## Exercise prompt:
Each entry below should be echoed exactly, with pictures omitted.

— BEGIN —

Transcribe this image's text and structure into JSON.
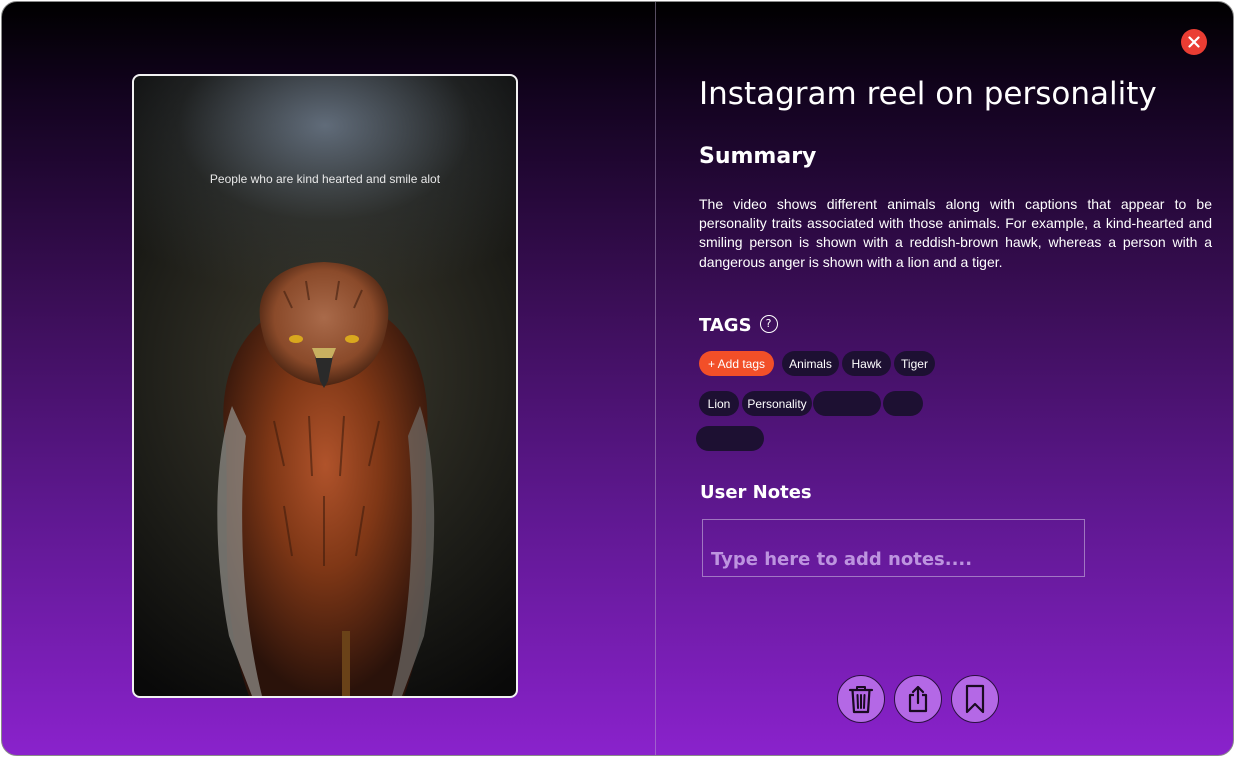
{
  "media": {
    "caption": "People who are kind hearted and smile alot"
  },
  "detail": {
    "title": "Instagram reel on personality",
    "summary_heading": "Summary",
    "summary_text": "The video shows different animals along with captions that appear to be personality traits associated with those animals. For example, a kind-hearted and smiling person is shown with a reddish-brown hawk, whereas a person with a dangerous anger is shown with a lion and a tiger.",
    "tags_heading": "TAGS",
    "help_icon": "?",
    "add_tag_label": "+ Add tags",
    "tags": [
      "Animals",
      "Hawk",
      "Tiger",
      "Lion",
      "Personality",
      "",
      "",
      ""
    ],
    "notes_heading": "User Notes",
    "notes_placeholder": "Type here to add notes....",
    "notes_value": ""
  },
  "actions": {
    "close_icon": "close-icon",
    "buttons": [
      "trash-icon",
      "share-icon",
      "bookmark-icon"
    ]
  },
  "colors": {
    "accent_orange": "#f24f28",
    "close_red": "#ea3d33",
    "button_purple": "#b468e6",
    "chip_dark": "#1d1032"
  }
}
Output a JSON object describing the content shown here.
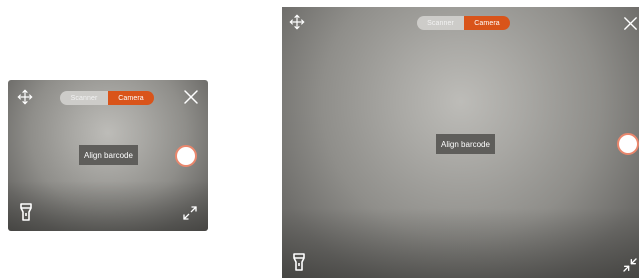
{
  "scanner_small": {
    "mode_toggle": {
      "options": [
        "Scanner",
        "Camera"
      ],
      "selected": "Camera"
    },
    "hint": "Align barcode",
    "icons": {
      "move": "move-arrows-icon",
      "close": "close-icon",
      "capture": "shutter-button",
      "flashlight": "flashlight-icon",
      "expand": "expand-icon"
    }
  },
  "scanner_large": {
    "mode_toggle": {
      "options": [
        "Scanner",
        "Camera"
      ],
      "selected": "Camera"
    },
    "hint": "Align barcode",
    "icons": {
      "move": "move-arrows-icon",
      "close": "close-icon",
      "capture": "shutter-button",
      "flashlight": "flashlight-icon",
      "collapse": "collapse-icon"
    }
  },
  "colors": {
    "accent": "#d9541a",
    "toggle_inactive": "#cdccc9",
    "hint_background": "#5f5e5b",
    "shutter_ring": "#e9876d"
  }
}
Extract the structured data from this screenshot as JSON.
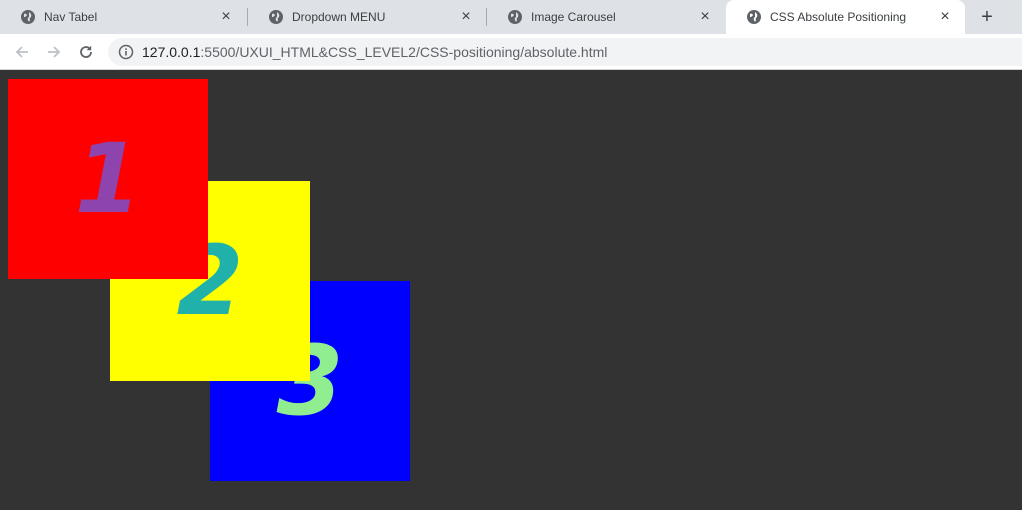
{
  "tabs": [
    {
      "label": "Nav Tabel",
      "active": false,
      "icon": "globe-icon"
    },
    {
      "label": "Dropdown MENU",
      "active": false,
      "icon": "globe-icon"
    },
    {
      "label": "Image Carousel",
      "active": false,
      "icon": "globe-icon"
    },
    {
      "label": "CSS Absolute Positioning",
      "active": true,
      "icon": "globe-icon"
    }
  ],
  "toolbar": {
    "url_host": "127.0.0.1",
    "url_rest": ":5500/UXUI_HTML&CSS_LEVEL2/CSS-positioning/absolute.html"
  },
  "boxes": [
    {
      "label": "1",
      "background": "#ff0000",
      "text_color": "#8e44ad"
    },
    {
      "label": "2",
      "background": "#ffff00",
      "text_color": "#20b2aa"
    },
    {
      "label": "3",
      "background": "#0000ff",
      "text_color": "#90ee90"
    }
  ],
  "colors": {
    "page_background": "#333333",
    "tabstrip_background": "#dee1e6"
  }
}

— END —

## Expected output:
Transcribe this image's text and structure into JSON.
{
  "media": {
    "caption": "People who are kind hearted and smile alot"
  },
  "detail": {
    "title": "Instagram reel on personality",
    "summary_heading": "Summary",
    "summary_text": "The video shows different animals along with captions that appear to be personality traits associated with those animals. For example, a kind-hearted and smiling person is shown with a reddish-brown hawk, whereas a person with a dangerous anger is shown with a lion and a tiger.",
    "tags_heading": "TAGS",
    "help_icon": "?",
    "add_tag_label": "+ Add tags",
    "tags": [
      "Animals",
      "Hawk",
      "Tiger",
      "Lion",
      "Personality",
      "",
      "",
      ""
    ],
    "notes_heading": "User Notes",
    "notes_placeholder": "Type here to add notes....",
    "notes_value": ""
  },
  "actions": {
    "close_icon": "close-icon",
    "buttons": [
      "trash-icon",
      "share-icon",
      "bookmark-icon"
    ]
  },
  "colors": {
    "accent_orange": "#f24f28",
    "close_red": "#ea3d33",
    "button_purple": "#b468e6",
    "chip_dark": "#1d1032"
  }
}
Output a JSON object describing the content shown here.
{
  "scanner_small": {
    "mode_toggle": {
      "options": [
        "Scanner",
        "Camera"
      ],
      "selected": "Camera"
    },
    "hint": "Align barcode",
    "icons": {
      "move": "move-arrows-icon",
      "close": "close-icon",
      "capture": "shutter-button",
      "flashlight": "flashlight-icon",
      "expand": "expand-icon"
    }
  },
  "scanner_large": {
    "mode_toggle": {
      "options": [
        "Scanner",
        "Camera"
      ],
      "selected": "Camera"
    },
    "hint": "Align barcode",
    "icons": {
      "move": "move-arrows-icon",
      "close": "close-icon",
      "capture": "shutter-button",
      "flashlight": "flashlight-icon",
      "collapse": "collapse-icon"
    }
  },
  "colors": {
    "accent": "#d9541a",
    "toggle_inactive": "#cdccc9",
    "hint_background": "#5f5e5b",
    "shutter_ring": "#e9876d"
  }
}
Extract the structured data from this screenshot as JSON.
{
  "tabs": [
    {
      "label": "Nav Tabel",
      "active": false,
      "icon": "globe-icon"
    },
    {
      "label": "Dropdown MENU",
      "active": false,
      "icon": "globe-icon"
    },
    {
      "label": "Image Carousel",
      "active": false,
      "icon": "globe-icon"
    },
    {
      "label": "CSS Absolute Positioning",
      "active": true,
      "icon": "globe-icon"
    }
  ],
  "toolbar": {
    "url_host": "127.0.0.1",
    "url_rest": ":5500/UXUI_HTML&CSS_LEVEL2/CSS-positioning/absolute.html"
  },
  "boxes": [
    {
      "label": "1",
      "background": "#ff0000",
      "text_color": "#8e44ad"
    },
    {
      "label": "2",
      "background": "#ffff00",
      "text_color": "#20b2aa"
    },
    {
      "label": "3",
      "background": "#0000ff",
      "text_color": "#90ee90"
    }
  ],
  "colors": {
    "page_background": "#333333",
    "tabstrip_background": "#dee1e6"
  }
}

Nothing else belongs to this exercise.